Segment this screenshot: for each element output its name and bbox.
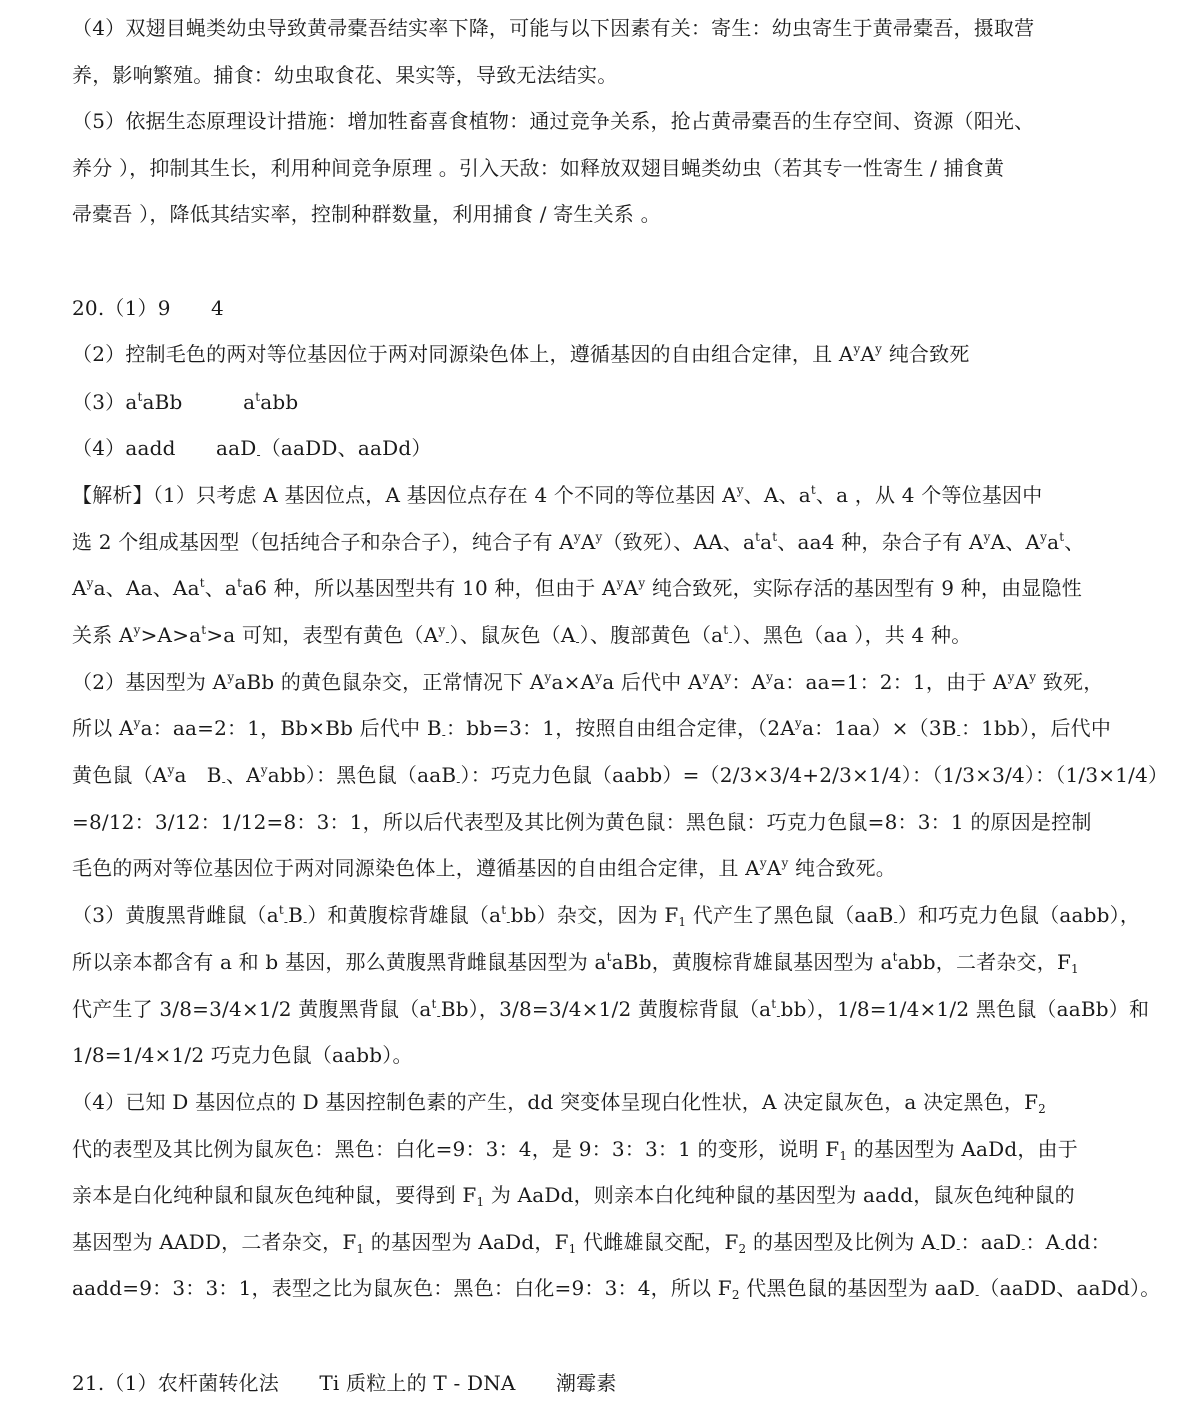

--

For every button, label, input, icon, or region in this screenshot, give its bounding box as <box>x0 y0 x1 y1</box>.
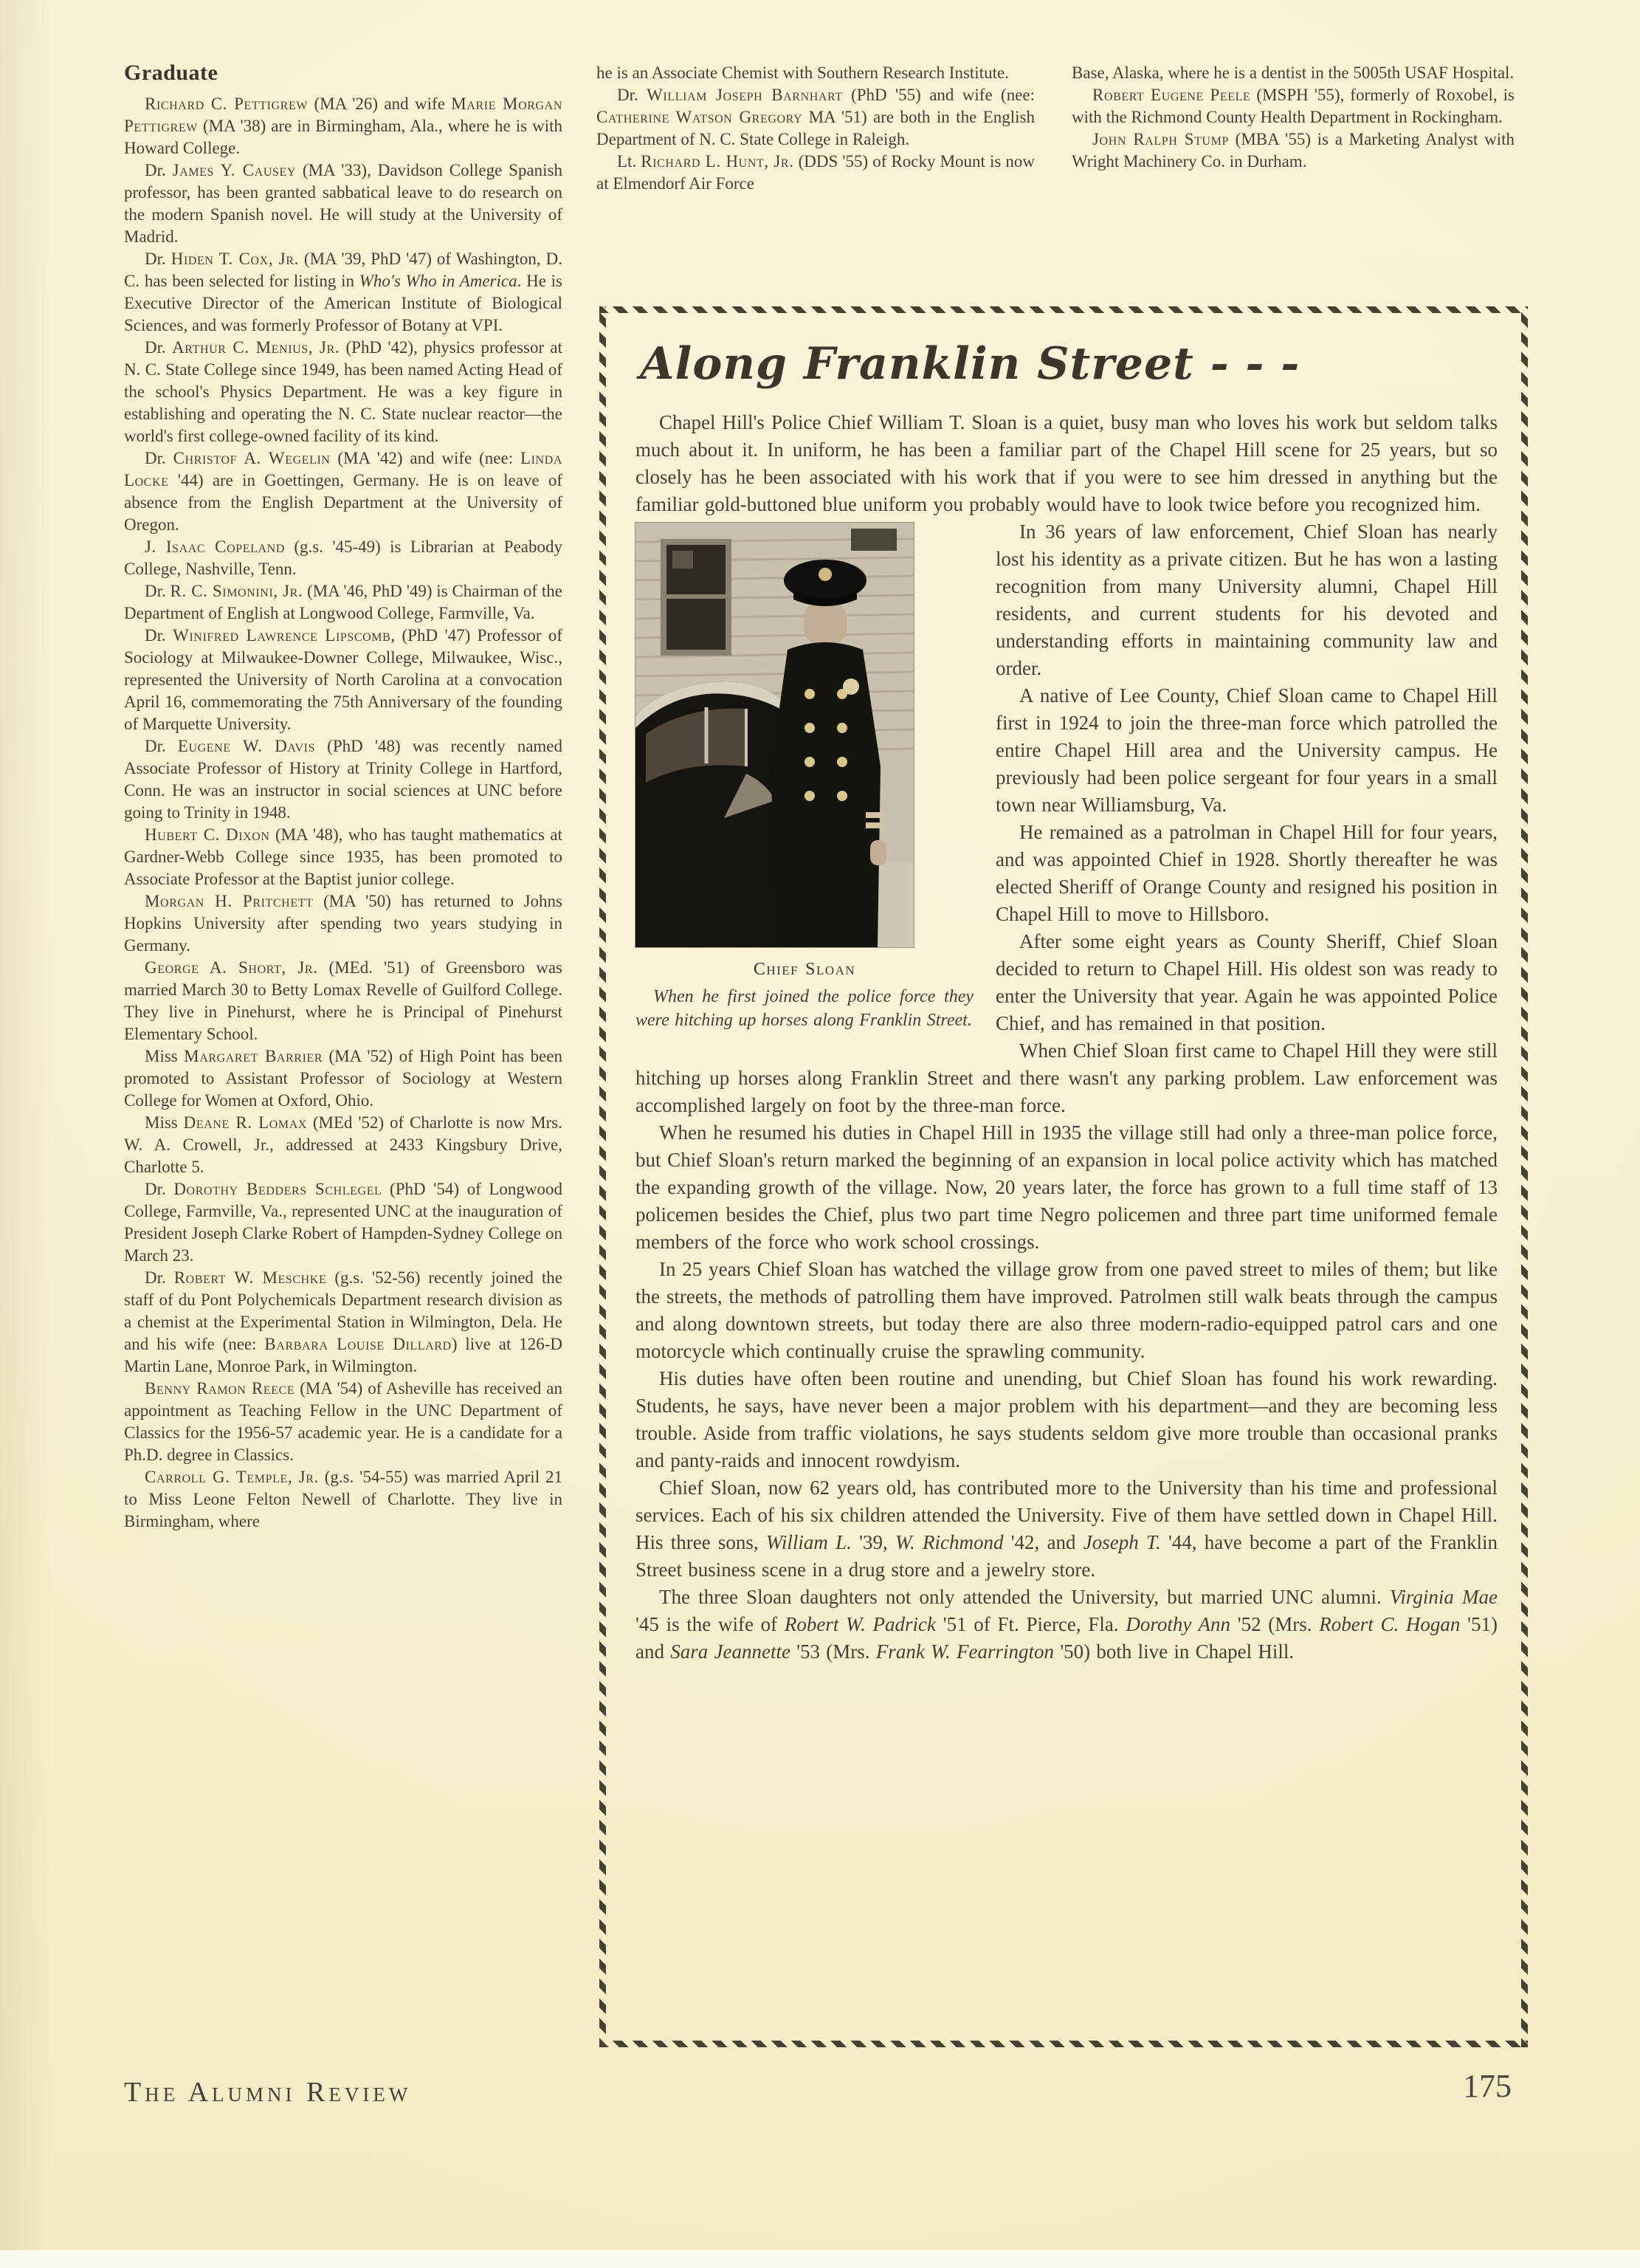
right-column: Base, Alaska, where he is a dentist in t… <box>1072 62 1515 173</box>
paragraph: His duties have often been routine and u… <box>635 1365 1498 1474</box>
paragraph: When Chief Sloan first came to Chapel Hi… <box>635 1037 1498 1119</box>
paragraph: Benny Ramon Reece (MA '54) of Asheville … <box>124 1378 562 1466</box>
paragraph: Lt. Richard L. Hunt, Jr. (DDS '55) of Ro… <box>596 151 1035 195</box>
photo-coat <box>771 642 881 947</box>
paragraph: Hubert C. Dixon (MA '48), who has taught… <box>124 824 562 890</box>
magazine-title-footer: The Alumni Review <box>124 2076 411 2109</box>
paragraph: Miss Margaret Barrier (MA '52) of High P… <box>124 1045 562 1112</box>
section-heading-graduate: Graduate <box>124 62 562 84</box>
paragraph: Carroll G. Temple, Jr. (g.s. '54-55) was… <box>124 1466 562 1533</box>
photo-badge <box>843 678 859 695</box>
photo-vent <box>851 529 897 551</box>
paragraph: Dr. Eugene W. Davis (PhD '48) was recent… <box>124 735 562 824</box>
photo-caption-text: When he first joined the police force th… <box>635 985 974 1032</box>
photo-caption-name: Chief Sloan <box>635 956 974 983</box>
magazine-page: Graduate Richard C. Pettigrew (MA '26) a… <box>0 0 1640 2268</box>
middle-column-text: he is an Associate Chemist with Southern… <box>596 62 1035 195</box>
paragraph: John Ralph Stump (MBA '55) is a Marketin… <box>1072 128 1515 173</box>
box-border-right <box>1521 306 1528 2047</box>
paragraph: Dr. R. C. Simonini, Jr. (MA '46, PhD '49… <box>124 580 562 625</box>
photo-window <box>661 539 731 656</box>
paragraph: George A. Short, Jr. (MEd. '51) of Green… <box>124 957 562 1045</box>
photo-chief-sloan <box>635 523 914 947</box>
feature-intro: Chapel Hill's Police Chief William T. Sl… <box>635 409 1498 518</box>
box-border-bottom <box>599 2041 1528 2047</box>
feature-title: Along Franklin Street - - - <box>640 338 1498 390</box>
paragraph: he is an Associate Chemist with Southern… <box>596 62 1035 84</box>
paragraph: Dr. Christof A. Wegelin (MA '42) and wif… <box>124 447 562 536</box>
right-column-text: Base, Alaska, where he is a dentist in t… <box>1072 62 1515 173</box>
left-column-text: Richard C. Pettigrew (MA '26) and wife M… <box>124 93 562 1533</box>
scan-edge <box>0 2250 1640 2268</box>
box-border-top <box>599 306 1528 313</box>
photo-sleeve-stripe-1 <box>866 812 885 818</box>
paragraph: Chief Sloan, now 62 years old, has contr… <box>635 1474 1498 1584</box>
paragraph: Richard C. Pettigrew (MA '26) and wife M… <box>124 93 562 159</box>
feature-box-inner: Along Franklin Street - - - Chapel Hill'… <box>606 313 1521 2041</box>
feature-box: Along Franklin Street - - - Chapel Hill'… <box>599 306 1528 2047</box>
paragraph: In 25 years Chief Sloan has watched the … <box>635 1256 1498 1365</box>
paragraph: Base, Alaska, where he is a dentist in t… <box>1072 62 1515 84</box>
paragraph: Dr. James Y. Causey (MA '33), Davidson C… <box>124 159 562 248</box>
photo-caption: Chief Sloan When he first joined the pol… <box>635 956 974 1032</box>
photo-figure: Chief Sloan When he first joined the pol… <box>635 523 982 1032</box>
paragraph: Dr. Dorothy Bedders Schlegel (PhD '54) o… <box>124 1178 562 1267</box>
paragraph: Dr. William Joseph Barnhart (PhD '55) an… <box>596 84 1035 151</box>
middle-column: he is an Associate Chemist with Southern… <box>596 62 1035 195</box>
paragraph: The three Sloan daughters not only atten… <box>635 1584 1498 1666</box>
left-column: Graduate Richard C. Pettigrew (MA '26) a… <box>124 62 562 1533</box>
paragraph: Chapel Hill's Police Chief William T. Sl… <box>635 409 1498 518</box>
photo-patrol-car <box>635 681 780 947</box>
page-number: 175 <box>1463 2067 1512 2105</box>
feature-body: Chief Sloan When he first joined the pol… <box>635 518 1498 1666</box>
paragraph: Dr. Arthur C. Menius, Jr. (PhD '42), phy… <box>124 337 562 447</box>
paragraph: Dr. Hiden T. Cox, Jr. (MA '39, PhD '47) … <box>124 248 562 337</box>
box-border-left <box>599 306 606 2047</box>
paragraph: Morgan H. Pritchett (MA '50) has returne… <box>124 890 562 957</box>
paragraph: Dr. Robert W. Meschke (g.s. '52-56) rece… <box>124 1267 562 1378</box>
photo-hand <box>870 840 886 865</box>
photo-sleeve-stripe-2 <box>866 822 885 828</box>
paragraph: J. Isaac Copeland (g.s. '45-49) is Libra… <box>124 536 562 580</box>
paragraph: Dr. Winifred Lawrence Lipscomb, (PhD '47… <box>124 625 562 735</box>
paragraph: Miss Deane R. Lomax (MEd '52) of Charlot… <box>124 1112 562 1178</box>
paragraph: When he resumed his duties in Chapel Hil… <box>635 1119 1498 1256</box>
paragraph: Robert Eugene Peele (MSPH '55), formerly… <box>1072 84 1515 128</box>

--

Task to carry out:
Write out the records word for word, from the line that contains "For every button, label, input, icon, or" through the line that contains "magazine-title-footer: The Alumni", including both of those lines. Leave the pictures out of your answer.

Complete output:
For every button, label, input, icon, or region in this screenshot, give its bounding box as <box>x0 y0 x1 y1</box>.
right-column: Base, Alaska, where he is a dentist in t… <box>1072 62 1515 173</box>
paragraph: His duties have often been routine and u… <box>635 1365 1498 1474</box>
paragraph: When Chief Sloan first came to Chapel Hi… <box>635 1037 1498 1119</box>
paragraph: Benny Ramon Reece (MA '54) of Asheville … <box>124 1378 562 1466</box>
paragraph: Lt. Richard L. Hunt, Jr. (DDS '55) of Ro… <box>596 151 1035 195</box>
photo-coat <box>771 642 881 947</box>
paragraph: Hubert C. Dixon (MA '48), who has taught… <box>124 824 562 890</box>
magazine-title-footer: The Alumni Review <box>124 2076 411 2109</box>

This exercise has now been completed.